>> BEGIN INFORMATION SHOWN

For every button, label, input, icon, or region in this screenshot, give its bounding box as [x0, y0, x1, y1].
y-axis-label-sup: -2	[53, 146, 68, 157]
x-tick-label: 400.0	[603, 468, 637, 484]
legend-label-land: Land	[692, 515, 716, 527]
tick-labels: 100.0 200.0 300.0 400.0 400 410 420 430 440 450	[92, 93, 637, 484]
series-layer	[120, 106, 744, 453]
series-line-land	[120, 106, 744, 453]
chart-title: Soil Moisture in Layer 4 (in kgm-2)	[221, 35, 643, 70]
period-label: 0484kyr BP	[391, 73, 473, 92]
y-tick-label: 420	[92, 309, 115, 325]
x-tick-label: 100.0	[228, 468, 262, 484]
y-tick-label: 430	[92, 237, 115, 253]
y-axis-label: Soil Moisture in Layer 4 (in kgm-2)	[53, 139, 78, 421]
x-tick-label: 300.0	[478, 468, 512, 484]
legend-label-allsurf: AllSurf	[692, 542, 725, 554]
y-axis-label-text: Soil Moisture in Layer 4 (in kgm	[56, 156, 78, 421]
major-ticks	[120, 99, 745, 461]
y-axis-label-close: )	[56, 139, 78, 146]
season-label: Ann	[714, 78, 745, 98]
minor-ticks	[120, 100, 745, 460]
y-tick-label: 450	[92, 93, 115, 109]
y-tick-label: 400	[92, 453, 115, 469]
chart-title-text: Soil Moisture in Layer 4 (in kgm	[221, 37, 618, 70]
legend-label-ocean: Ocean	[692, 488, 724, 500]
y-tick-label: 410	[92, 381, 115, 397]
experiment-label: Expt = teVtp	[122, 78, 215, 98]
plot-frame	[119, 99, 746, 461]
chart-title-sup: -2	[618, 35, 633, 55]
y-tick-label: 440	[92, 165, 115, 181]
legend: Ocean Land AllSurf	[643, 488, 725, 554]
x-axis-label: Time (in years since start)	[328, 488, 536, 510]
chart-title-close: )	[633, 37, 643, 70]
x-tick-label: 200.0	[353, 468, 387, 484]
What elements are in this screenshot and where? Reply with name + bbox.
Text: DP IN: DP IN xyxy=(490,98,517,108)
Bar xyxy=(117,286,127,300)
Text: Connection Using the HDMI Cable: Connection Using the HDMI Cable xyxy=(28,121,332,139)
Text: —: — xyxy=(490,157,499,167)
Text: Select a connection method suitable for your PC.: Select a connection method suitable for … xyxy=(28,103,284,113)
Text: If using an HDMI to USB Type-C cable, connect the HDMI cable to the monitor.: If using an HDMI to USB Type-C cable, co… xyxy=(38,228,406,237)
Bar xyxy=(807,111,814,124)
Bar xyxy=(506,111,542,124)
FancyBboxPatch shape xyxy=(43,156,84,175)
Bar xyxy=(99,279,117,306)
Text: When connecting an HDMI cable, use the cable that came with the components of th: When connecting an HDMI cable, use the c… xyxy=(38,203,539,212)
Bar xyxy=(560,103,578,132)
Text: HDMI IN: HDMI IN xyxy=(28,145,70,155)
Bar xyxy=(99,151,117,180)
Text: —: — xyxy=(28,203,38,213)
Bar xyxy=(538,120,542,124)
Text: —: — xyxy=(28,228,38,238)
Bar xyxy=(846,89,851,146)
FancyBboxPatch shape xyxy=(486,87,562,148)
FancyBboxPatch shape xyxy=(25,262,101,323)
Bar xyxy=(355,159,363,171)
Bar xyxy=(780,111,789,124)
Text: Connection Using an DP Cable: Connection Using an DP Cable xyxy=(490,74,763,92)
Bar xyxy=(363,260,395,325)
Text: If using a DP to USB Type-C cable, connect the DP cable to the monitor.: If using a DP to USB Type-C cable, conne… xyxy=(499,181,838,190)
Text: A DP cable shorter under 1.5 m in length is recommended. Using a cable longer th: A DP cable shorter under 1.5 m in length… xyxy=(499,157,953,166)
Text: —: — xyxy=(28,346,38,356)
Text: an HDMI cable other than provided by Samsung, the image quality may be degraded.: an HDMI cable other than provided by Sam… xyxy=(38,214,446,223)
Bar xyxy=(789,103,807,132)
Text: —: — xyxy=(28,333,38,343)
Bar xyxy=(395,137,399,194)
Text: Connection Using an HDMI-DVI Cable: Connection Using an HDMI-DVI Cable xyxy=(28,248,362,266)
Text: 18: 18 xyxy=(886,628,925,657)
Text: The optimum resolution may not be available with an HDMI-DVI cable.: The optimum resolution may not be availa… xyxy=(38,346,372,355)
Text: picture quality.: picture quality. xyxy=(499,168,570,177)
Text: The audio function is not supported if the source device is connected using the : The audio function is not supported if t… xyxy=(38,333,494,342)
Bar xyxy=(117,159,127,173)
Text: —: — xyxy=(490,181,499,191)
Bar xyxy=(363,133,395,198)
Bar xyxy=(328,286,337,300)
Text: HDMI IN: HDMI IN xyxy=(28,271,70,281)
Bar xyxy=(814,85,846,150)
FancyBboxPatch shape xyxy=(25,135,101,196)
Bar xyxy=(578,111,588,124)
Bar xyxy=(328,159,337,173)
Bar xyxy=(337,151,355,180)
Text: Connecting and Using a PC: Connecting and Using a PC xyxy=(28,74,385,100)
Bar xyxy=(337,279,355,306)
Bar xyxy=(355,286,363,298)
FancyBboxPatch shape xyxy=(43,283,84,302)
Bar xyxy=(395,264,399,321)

>> END INFORMATION SHOWN

**TASK TO CARRY OUT**.
Could you rewrite all of the rows above, renaming "Soil Moisture" to "Ground Moisture" and leaving every other character as it is?

**TASK RESPONSE**.
For every button, label, input, icon, or region in this screenshot, give its bounding box as [x0, y0, x1, y1].
y-axis-label-sup: -2	[53, 146, 68, 157]
x-tick-label: 400.0	[603, 468, 637, 484]
legend-label-land: Land	[692, 515, 716, 527]
tick-labels: 100.0 200.0 300.0 400.0 400 410 420 430 440 450	[92, 93, 637, 484]
series-layer	[120, 106, 744, 453]
series-line-land	[120, 106, 744, 453]
chart-title: Ground Moisture in Layer 4 (in kgm-2)	[221, 35, 643, 70]
period-label: 0484kyr BP	[391, 73, 473, 92]
y-tick-label: 420	[92, 309, 115, 325]
x-tick-label: 100.0	[228, 468, 262, 484]
y-tick-label: 430	[92, 237, 115, 253]
y-axis-label: Ground Moisture in Layer 4 (in kgm-2)	[53, 139, 78, 421]
x-tick-label: 300.0	[478, 468, 512, 484]
legend-label-allsurf: AllSurf	[692, 542, 725, 554]
y-axis-label-text: Ground Moisture in Layer 4 (in kgm	[56, 156, 78, 421]
major-ticks	[120, 99, 745, 461]
y-axis-label-close: )	[56, 139, 78, 146]
season-label: Ann	[714, 78, 745, 98]
minor-ticks	[120, 100, 745, 460]
y-tick-label: 450	[92, 93, 115, 109]
y-tick-label: 400	[92, 453, 115, 469]
chart-title-text: Ground Moisture in Layer 4 (in kgm	[221, 37, 618, 70]
legend-label-ocean: Ocean	[692, 488, 724, 500]
y-tick-label: 410	[92, 381, 115, 397]
experiment-label: Expt = teVtp	[122, 78, 215, 98]
plot-frame	[119, 99, 746, 461]
chart-title-sup: -2	[618, 35, 633, 55]
y-tick-label: 440	[92, 165, 115, 181]
legend: Ocean Land AllSurf	[643, 488, 725, 554]
x-axis-label: Time (in years since start)	[328, 488, 536, 510]
chart-title-close: )	[633, 37, 643, 70]
x-tick-label: 200.0	[353, 468, 387, 484]
What elements are in this screenshot and where? Reply with name + bbox.
Text: DP IN: DP IN xyxy=(490,98,517,108)
Bar xyxy=(117,286,127,300)
Text: Connection Using the HDMI Cable: Connection Using the HDMI Cable xyxy=(28,121,332,139)
Text: —: — xyxy=(490,157,499,167)
Text: Select a connection method suitable for your PC.: Select a connection method suitable for … xyxy=(28,103,284,113)
Text: If using an HDMI to USB Type-C cable, connect the HDMI cable to the monitor.: If using an HDMI to USB Type-C cable, co… xyxy=(38,228,406,237)
Bar xyxy=(807,111,814,124)
Bar xyxy=(506,111,542,124)
FancyBboxPatch shape xyxy=(43,156,84,175)
Bar xyxy=(99,279,117,306)
Text: When connecting an HDMI cable, use the cable that came with the components of th: When connecting an HDMI cable, use the c… xyxy=(38,203,539,212)
Bar xyxy=(560,103,578,132)
Text: HDMI IN: HDMI IN xyxy=(28,145,70,155)
Bar xyxy=(99,151,117,180)
Text: —: — xyxy=(28,203,38,213)
Bar xyxy=(538,120,542,124)
Text: —: — xyxy=(28,228,38,238)
Bar xyxy=(846,89,851,146)
FancyBboxPatch shape xyxy=(486,87,562,148)
FancyBboxPatch shape xyxy=(25,262,101,323)
Bar xyxy=(355,159,363,171)
Bar xyxy=(780,111,789,124)
Text: Connection Using an DP Cable: Connection Using an DP Cable xyxy=(490,74,763,92)
Bar xyxy=(363,260,395,325)
Text: If using a DP to USB Type-C cable, connect the DP cable to the monitor.: If using a DP to USB Type-C cable, conne… xyxy=(499,181,838,190)
Text: A DP cable shorter under 1.5 m in length is recommended. Using a cable longer th: A DP cable shorter under 1.5 m in length… xyxy=(499,157,953,166)
Text: —: — xyxy=(28,346,38,356)
Text: an HDMI cable other than provided by Samsung, the image quality may be degraded.: an HDMI cable other than provided by Sam… xyxy=(38,214,446,223)
Bar xyxy=(789,103,807,132)
Text: —: — xyxy=(28,333,38,343)
Bar xyxy=(395,137,399,194)
Text: Connection Using an HDMI-DVI Cable: Connection Using an HDMI-DVI Cable xyxy=(28,248,362,266)
Text: 18: 18 xyxy=(886,628,925,657)
Text: The optimum resolution may not be available with an HDMI-DVI cable.: The optimum resolution may not be availa… xyxy=(38,346,372,355)
Text: picture quality.: picture quality. xyxy=(499,168,570,177)
Text: The audio function is not supported if the source device is connected using the : The audio function is not supported if t… xyxy=(38,333,494,342)
Bar xyxy=(117,159,127,173)
Text: —: — xyxy=(490,181,499,191)
Bar xyxy=(363,133,395,198)
Bar xyxy=(328,286,337,300)
Text: HDMI IN: HDMI IN xyxy=(28,271,70,281)
Bar xyxy=(814,85,846,150)
FancyBboxPatch shape xyxy=(25,135,101,196)
Bar xyxy=(578,111,588,124)
Bar xyxy=(328,159,337,173)
Bar xyxy=(337,151,355,180)
Text: Connecting and Using a PC: Connecting and Using a PC xyxy=(28,74,385,100)
Bar xyxy=(337,279,355,306)
Bar xyxy=(355,286,363,298)
FancyBboxPatch shape xyxy=(43,283,84,302)
Bar xyxy=(395,264,399,321)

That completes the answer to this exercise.